= Consigne =
Pouvez-vous recopier à l'identique les lignes des entrées ci-dessous, depuis celle qui contient "Find all labels, buttons, inputs, and" jusqu'à celle qui contient "chevron-down-icon bbox=[1843, 307, 1855, 313]", ces deux lignes comprises ?

= Entrées brutes =
================================

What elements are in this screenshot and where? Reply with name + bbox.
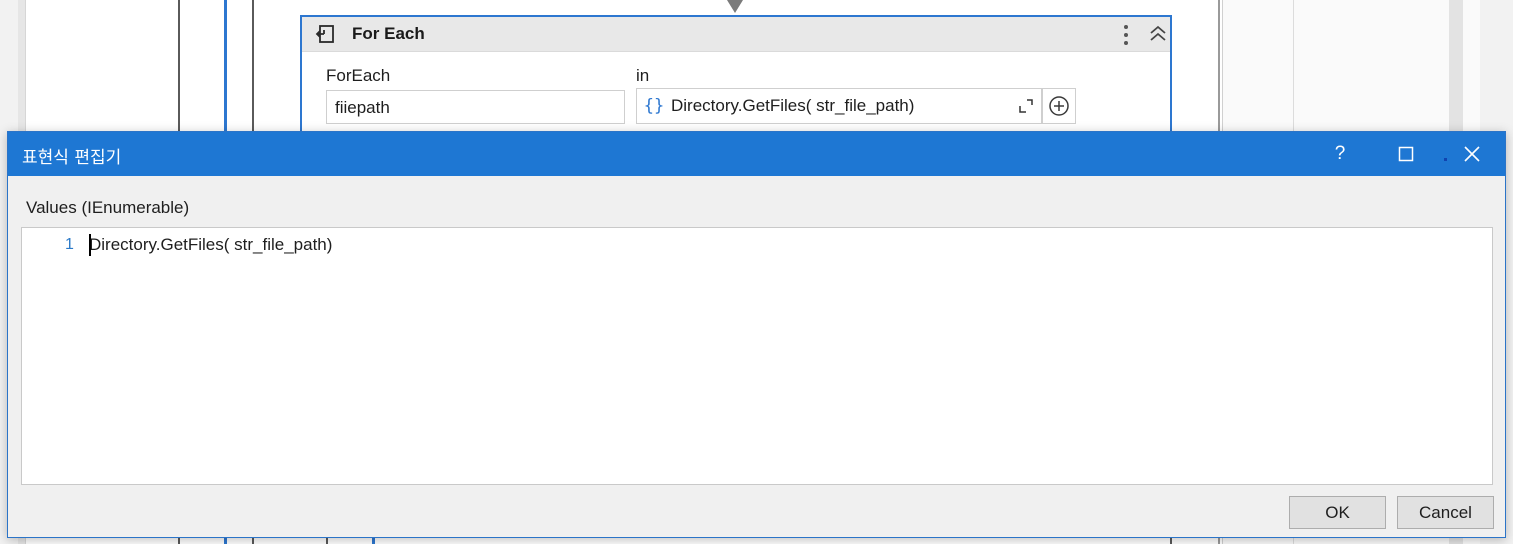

================================

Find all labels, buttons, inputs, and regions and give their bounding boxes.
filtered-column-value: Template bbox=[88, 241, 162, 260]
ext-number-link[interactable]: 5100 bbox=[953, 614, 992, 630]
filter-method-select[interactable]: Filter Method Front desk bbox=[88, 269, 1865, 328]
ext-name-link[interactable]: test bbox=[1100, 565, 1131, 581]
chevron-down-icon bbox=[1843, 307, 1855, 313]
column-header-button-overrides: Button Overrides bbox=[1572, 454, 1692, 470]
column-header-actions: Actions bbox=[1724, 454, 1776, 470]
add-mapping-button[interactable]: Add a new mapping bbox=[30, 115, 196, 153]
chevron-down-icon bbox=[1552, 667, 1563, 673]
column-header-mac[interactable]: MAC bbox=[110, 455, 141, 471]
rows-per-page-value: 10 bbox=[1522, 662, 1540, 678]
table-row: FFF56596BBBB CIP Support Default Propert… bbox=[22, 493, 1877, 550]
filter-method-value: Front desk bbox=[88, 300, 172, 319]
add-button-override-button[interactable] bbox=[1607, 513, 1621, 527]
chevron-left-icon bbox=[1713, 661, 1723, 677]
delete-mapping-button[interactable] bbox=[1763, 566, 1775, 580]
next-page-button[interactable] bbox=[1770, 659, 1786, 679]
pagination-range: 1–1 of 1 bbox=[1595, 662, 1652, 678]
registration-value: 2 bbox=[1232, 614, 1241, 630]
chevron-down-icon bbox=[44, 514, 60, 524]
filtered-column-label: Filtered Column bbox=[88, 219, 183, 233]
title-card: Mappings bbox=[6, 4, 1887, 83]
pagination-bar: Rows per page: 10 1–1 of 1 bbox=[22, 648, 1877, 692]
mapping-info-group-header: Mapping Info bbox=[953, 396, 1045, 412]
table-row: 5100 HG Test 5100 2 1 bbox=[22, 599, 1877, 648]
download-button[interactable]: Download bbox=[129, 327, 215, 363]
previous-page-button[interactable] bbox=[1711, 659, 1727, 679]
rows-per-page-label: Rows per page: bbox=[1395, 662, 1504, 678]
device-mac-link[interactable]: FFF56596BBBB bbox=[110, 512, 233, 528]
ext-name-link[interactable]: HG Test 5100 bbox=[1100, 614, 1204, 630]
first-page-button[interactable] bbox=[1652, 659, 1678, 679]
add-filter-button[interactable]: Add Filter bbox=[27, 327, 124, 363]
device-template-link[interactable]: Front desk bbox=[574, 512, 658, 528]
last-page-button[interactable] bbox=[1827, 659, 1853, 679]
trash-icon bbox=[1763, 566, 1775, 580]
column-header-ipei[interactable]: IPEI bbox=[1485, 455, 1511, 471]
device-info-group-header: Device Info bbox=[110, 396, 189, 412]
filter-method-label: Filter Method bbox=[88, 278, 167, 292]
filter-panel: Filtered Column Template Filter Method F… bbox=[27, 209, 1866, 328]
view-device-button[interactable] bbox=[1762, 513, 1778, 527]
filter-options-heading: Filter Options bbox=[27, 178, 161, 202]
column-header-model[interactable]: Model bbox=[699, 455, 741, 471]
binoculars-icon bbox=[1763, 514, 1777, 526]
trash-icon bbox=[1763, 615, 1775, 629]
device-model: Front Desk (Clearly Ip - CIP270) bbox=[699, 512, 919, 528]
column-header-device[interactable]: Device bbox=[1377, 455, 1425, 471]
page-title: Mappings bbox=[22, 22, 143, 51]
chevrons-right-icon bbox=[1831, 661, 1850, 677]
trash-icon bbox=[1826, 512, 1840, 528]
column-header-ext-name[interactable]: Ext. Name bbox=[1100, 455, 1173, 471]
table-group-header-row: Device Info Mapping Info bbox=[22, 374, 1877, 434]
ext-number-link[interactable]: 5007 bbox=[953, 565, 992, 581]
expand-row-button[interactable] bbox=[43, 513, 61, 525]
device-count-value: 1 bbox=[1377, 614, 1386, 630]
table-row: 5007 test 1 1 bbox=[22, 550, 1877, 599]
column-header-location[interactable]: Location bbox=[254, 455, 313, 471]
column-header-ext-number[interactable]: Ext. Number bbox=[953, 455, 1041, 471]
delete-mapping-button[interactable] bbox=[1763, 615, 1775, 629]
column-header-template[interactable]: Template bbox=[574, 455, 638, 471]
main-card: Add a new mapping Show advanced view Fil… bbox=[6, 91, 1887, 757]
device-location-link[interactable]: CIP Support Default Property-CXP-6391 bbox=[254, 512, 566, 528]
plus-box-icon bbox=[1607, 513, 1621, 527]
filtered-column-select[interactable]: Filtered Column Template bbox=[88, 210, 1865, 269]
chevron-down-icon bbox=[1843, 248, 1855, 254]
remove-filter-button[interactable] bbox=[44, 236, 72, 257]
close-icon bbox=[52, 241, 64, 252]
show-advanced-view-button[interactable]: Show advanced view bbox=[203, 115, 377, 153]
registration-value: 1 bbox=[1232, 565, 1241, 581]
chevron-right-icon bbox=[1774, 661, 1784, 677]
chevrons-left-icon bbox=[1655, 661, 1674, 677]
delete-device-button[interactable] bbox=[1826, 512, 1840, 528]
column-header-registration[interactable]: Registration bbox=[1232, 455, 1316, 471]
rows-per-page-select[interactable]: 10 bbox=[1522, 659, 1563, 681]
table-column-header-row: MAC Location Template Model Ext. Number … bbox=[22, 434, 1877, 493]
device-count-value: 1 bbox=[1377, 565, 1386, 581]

================================

= Résultat attendu =
Find all labels, buttons, inputs, and regions and give their bounding boxes.
filtered-column-value: Template bbox=[88, 241, 162, 260]
ext-number-link[interactable]: 5100 bbox=[953, 614, 992, 630]
filter-method-select[interactable]: Filter Method Front desk bbox=[88, 269, 1865, 328]
ext-name-link[interactable]: test bbox=[1100, 565, 1131, 581]
chevron-down-icon bbox=[1843, 307, 1855, 313]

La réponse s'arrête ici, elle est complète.